## What you need to do
All the data should be repeated exactly. Any image in it is left out.

## Data lines
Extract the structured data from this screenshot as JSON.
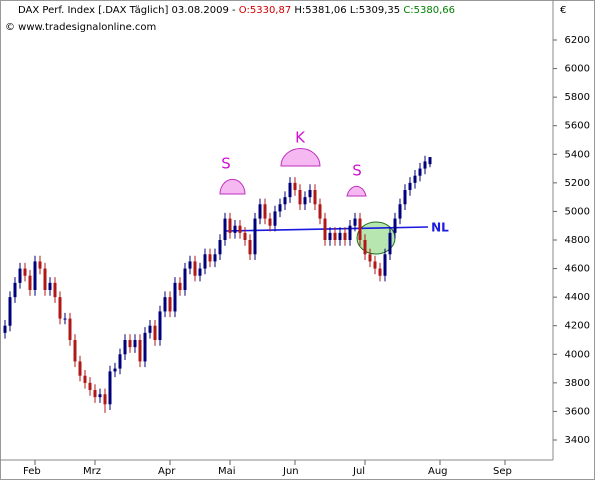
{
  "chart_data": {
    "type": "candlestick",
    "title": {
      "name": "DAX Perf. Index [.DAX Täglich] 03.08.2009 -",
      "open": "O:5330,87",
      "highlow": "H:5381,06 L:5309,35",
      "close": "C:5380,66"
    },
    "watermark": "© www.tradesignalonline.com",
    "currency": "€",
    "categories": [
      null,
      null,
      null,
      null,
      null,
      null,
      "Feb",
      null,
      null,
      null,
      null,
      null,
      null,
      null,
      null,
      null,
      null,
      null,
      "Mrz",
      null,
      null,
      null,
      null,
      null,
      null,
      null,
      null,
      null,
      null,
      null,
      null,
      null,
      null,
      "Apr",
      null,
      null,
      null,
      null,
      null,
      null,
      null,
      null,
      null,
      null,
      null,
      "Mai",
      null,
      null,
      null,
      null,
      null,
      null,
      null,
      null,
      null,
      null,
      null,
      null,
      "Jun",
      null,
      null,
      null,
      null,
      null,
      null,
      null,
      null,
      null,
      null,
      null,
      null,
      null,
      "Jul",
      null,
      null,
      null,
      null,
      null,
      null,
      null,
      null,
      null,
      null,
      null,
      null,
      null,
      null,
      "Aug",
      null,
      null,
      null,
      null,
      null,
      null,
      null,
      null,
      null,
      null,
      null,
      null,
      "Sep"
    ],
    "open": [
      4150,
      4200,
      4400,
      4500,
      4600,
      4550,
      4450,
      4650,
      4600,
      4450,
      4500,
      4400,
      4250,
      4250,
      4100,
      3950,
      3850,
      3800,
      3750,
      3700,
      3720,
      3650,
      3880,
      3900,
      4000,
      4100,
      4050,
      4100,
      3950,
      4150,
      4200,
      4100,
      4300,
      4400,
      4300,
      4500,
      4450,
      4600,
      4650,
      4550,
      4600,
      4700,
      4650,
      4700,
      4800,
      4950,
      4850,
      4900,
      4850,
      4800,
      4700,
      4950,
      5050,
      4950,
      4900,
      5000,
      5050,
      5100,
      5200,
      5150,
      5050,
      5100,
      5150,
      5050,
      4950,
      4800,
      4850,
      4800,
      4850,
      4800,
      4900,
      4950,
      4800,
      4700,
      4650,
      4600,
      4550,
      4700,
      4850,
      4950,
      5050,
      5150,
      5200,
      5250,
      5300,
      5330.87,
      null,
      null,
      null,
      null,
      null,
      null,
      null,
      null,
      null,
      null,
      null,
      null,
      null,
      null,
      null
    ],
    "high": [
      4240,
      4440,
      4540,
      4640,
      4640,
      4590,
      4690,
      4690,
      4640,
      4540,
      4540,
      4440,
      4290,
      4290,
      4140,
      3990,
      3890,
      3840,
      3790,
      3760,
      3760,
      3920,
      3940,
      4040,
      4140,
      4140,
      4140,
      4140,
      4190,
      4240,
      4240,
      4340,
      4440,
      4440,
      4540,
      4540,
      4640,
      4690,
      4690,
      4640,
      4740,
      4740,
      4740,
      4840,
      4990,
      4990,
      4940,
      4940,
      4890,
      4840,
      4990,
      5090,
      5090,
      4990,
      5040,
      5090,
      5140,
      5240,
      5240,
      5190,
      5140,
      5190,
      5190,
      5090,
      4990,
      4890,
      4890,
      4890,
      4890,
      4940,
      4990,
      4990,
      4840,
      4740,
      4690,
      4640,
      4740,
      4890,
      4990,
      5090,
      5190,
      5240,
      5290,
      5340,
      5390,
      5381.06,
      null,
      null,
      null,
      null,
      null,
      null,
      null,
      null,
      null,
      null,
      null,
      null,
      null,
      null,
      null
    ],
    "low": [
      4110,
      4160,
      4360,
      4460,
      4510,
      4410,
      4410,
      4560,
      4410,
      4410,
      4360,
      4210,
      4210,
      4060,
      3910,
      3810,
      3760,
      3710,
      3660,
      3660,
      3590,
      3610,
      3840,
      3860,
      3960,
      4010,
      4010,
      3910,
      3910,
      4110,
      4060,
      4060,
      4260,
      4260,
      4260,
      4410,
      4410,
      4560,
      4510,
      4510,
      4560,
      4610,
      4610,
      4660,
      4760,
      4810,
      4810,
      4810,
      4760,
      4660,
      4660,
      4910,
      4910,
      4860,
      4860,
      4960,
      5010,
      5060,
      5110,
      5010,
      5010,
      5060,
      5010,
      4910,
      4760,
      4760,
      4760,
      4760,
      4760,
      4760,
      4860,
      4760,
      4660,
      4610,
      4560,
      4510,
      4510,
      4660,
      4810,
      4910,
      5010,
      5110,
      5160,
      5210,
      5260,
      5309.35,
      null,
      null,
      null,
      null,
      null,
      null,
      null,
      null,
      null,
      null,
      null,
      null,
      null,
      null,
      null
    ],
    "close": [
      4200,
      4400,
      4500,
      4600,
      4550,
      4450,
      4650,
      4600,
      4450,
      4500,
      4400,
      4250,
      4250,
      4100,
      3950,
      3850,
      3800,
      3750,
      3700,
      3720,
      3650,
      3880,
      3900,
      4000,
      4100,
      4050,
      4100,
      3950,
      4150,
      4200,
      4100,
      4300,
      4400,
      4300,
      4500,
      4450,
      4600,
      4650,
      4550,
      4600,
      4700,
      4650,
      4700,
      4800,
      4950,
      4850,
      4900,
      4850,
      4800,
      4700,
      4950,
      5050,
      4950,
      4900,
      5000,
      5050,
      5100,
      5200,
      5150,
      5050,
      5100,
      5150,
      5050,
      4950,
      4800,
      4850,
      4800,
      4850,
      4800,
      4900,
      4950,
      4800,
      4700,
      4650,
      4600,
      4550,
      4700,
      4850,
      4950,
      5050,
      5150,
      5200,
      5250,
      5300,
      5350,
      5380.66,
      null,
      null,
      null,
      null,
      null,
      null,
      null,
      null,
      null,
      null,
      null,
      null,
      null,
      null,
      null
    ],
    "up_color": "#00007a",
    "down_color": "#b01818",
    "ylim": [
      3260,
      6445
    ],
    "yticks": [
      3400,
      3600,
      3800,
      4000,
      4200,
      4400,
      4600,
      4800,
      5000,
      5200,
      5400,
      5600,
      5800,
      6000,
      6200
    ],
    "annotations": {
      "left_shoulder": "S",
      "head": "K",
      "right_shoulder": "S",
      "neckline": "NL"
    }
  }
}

## Task result
Extract the structured data from this screenshot as JSON.
{
  "chart_data": {
    "type": "candlestick",
    "title": {
      "name": "DAX Perf. Index [.DAX Täglich] 03.08.2009 -",
      "open": "O:5330,87",
      "highlow": "H:5381,06 L:5309,35",
      "close": "C:5380,66"
    },
    "watermark": "© www.tradesignalonline.com",
    "currency": "€",
    "categories": [
      null,
      null,
      null,
      null,
      null,
      null,
      "Feb",
      null,
      null,
      null,
      null,
      null,
      null,
      null,
      null,
      null,
      null,
      null,
      "Mrz",
      null,
      null,
      null,
      null,
      null,
      null,
      null,
      null,
      null,
      null,
      null,
      null,
      null,
      null,
      "Apr",
      null,
      null,
      null,
      null,
      null,
      null,
      null,
      null,
      null,
      null,
      null,
      "Mai",
      null,
      null,
      null,
      null,
      null,
      null,
      null,
      null,
      null,
      null,
      null,
      null,
      "Jun",
      null,
      null,
      null,
      null,
      null,
      null,
      null,
      null,
      null,
      null,
      null,
      null,
      null,
      "Jul",
      null,
      null,
      null,
      null,
      null,
      null,
      null,
      null,
      null,
      null,
      null,
      null,
      null,
      null,
      "Aug",
      null,
      null,
      null,
      null,
      null,
      null,
      null,
      null,
      null,
      null,
      null,
      null,
      "Sep"
    ],
    "open": [
      4150,
      4200,
      4400,
      4500,
      4600,
      4550,
      4450,
      4650,
      4600,
      4450,
      4500,
      4400,
      4250,
      4250,
      4100,
      3950,
      3850,
      3800,
      3750,
      3700,
      3720,
      3650,
      3880,
      3900,
      4000,
      4100,
      4050,
      4100,
      3950,
      4150,
      4200,
      4100,
      4300,
      4400,
      4300,
      4500,
      4450,
      4600,
      4650,
      4550,
      4600,
      4700,
      4650,
      4700,
      4800,
      4950,
      4850,
      4900,
      4850,
      4800,
      4700,
      4950,
      5050,
      4950,
      4900,
      5000,
      5050,
      5100,
      5200,
      5150,
      5050,
      5100,
      5150,
      5050,
      4950,
      4800,
      4850,
      4800,
      4850,
      4800,
      4900,
      4950,
      4800,
      4700,
      4650,
      4600,
      4550,
      4700,
      4850,
      4950,
      5050,
      5150,
      5200,
      5250,
      5300,
      5330.87,
      null,
      null,
      null,
      null,
      null,
      null,
      null,
      null,
      null,
      null,
      null,
      null,
      null,
      null,
      null
    ],
    "high": [
      4240,
      4440,
      4540,
      4640,
      4640,
      4590,
      4690,
      4690,
      4640,
      4540,
      4540,
      4440,
      4290,
      4290,
      4140,
      3990,
      3890,
      3840,
      3790,
      3760,
      3760,
      3920,
      3940,
      4040,
      4140,
      4140,
      4140,
      4140,
      4190,
      4240,
      4240,
      4340,
      4440,
      4440,
      4540,
      4540,
      4640,
      4690,
      4690,
      4640,
      4740,
      4740,
      4740,
      4840,
      4990,
      4990,
      4940,
      4940,
      4890,
      4840,
      4990,
      5090,
      5090,
      4990,
      5040,
      5090,
      5140,
      5240,
      5240,
      5190,
      5140,
      5190,
      5190,
      5090,
      4990,
      4890,
      4890,
      4890,
      4890,
      4940,
      4990,
      4990,
      4840,
      4740,
      4690,
      4640,
      4740,
      4890,
      4990,
      5090,
      5190,
      5240,
      5290,
      5340,
      5390,
      5381.06,
      null,
      null,
      null,
      null,
      null,
      null,
      null,
      null,
      null,
      null,
      null,
      null,
      null,
      null,
      null
    ],
    "low": [
      4110,
      4160,
      4360,
      4460,
      4510,
      4410,
      4410,
      4560,
      4410,
      4410,
      4360,
      4210,
      4210,
      4060,
      3910,
      3810,
      3760,
      3710,
      3660,
      3660,
      3590,
      3610,
      3840,
      3860,
      3960,
      4010,
      4010,
      3910,
      3910,
      4110,
      4060,
      4060,
      4260,
      4260,
      4260,
      4410,
      4410,
      4560,
      4510,
      4510,
      4560,
      4610,
      4610,
      4660,
      4760,
      4810,
      4810,
      4810,
      4760,
      4660,
      4660,
      4910,
      4910,
      4860,
      4860,
      4960,
      5010,
      5060,
      5110,
      5010,
      5010,
      5060,
      5010,
      4910,
      4760,
      4760,
      4760,
      4760,
      4760,
      4760,
      4860,
      4760,
      4660,
      4610,
      4560,
      4510,
      4510,
      4660,
      4810,
      4910,
      5010,
      5110,
      5160,
      5210,
      5260,
      5309.35,
      null,
      null,
      null,
      null,
      null,
      null,
      null,
      null,
      null,
      null,
      null,
      null,
      null,
      null,
      null
    ],
    "close": [
      4200,
      4400,
      4500,
      4600,
      4550,
      4450,
      4650,
      4600,
      4450,
      4500,
      4400,
      4250,
      4250,
      4100,
      3950,
      3850,
      3800,
      3750,
      3700,
      3720,
      3650,
      3880,
      3900,
      4000,
      4100,
      4050,
      4100,
      3950,
      4150,
      4200,
      4100,
      4300,
      4400,
      4300,
      4500,
      4450,
      4600,
      4650,
      4550,
      4600,
      4700,
      4650,
      4700,
      4800,
      4950,
      4850,
      4900,
      4850,
      4800,
      4700,
      4950,
      5050,
      4950,
      4900,
      5000,
      5050,
      5100,
      5200,
      5150,
      5050,
      5100,
      5150,
      5050,
      4950,
      4800,
      4850,
      4800,
      4850,
      4800,
      4900,
      4950,
      4800,
      4700,
      4650,
      4600,
      4550,
      4700,
      4850,
      4950,
      5050,
      5150,
      5200,
      5250,
      5300,
      5350,
      5380.66,
      null,
      null,
      null,
      null,
      null,
      null,
      null,
      null,
      null,
      null,
      null,
      null,
      null,
      null,
      null
    ],
    "up_color": "#00007a",
    "down_color": "#b01818",
    "ylim": [
      3260,
      6445
    ],
    "yticks": [
      3400,
      3600,
      3800,
      4000,
      4200,
      4400,
      4600,
      4800,
      5000,
      5200,
      5400,
      5600,
      5800,
      6000,
      6200
    ],
    "annotations": {
      "left_shoulder": "S",
      "head": "K",
      "right_shoulder": "S",
      "neckline": "NL"
    }
  }
}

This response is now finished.